INSTRUCTIONS TO FOLLOW: Which lines in the material below contain the word "text"? Copy each of them.

STORED RECORDS:

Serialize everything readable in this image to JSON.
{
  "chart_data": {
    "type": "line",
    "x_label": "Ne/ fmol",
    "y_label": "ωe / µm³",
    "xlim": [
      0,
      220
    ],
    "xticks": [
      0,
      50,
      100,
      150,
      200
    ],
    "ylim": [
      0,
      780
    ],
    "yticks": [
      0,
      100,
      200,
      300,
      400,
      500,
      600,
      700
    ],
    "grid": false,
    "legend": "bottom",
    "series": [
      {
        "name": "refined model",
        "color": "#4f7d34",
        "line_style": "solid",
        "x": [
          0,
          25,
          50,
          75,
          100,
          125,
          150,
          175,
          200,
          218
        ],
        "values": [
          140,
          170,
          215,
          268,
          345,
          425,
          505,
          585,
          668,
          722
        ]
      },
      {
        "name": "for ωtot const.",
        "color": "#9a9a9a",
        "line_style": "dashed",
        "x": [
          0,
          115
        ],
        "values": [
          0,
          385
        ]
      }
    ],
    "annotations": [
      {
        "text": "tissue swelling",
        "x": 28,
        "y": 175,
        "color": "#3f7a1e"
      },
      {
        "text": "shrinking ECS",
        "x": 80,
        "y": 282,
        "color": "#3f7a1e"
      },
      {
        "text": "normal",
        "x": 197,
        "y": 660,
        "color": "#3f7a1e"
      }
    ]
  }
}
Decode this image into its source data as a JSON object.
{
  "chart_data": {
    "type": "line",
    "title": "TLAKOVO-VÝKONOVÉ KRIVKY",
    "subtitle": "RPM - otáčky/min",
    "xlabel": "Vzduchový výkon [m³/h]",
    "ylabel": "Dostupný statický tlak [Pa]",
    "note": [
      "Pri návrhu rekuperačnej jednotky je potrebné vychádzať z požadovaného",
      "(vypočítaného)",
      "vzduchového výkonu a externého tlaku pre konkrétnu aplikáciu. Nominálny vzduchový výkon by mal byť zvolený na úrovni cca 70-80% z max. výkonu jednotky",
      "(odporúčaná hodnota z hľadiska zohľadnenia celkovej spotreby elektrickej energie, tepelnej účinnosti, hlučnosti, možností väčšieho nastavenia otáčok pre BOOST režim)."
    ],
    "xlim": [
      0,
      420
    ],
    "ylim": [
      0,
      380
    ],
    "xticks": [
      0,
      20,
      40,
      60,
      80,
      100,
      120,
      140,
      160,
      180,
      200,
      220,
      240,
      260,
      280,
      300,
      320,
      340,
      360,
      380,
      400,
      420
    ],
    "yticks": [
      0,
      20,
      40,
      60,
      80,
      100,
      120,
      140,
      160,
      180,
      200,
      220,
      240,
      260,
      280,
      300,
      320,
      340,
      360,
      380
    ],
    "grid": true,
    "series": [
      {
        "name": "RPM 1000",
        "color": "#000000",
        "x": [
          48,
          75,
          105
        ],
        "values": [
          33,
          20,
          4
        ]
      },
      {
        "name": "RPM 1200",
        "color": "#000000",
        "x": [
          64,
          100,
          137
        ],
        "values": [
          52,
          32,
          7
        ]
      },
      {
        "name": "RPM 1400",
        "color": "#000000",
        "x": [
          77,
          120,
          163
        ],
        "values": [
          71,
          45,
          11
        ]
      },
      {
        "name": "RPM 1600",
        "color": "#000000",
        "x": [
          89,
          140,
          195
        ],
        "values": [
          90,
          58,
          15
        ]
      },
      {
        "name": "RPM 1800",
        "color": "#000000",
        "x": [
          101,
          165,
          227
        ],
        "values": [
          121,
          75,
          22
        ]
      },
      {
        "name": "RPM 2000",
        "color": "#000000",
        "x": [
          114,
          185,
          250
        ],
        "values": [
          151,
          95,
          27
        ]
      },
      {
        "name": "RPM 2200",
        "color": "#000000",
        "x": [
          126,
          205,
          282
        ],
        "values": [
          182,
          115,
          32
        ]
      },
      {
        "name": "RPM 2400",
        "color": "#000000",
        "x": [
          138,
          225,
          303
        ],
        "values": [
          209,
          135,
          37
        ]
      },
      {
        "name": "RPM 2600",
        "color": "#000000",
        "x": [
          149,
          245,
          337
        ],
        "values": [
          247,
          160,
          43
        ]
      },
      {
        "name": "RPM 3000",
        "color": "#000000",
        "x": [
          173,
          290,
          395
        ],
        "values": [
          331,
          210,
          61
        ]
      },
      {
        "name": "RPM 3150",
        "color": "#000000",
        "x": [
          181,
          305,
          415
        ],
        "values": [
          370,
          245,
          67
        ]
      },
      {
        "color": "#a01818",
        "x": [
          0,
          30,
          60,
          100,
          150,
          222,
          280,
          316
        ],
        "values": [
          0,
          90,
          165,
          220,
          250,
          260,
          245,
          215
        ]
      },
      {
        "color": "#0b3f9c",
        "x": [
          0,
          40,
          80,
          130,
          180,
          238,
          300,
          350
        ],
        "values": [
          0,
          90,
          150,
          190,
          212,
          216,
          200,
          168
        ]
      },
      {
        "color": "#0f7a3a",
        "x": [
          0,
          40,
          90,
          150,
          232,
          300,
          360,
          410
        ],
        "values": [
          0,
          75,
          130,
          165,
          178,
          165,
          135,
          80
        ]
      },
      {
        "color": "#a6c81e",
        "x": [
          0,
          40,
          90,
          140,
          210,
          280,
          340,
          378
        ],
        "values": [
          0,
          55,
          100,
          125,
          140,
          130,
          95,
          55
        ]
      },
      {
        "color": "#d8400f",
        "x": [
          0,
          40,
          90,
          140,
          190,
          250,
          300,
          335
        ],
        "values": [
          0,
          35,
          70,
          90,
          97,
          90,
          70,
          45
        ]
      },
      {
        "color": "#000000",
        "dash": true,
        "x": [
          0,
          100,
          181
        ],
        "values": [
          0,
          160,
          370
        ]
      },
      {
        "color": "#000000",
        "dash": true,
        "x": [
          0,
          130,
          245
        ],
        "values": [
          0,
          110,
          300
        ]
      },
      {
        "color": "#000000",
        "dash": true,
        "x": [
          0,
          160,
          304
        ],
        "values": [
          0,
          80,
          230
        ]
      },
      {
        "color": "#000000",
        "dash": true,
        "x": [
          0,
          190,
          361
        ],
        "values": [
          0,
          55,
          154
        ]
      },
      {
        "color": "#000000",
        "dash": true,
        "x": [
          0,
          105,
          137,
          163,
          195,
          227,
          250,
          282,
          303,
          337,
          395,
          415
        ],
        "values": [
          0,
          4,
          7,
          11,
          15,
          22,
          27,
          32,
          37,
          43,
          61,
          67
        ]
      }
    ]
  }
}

FULL ANSWER:
        "text": "tissue swelling",
        "text": "shrinking ECS",
        "text": "normal",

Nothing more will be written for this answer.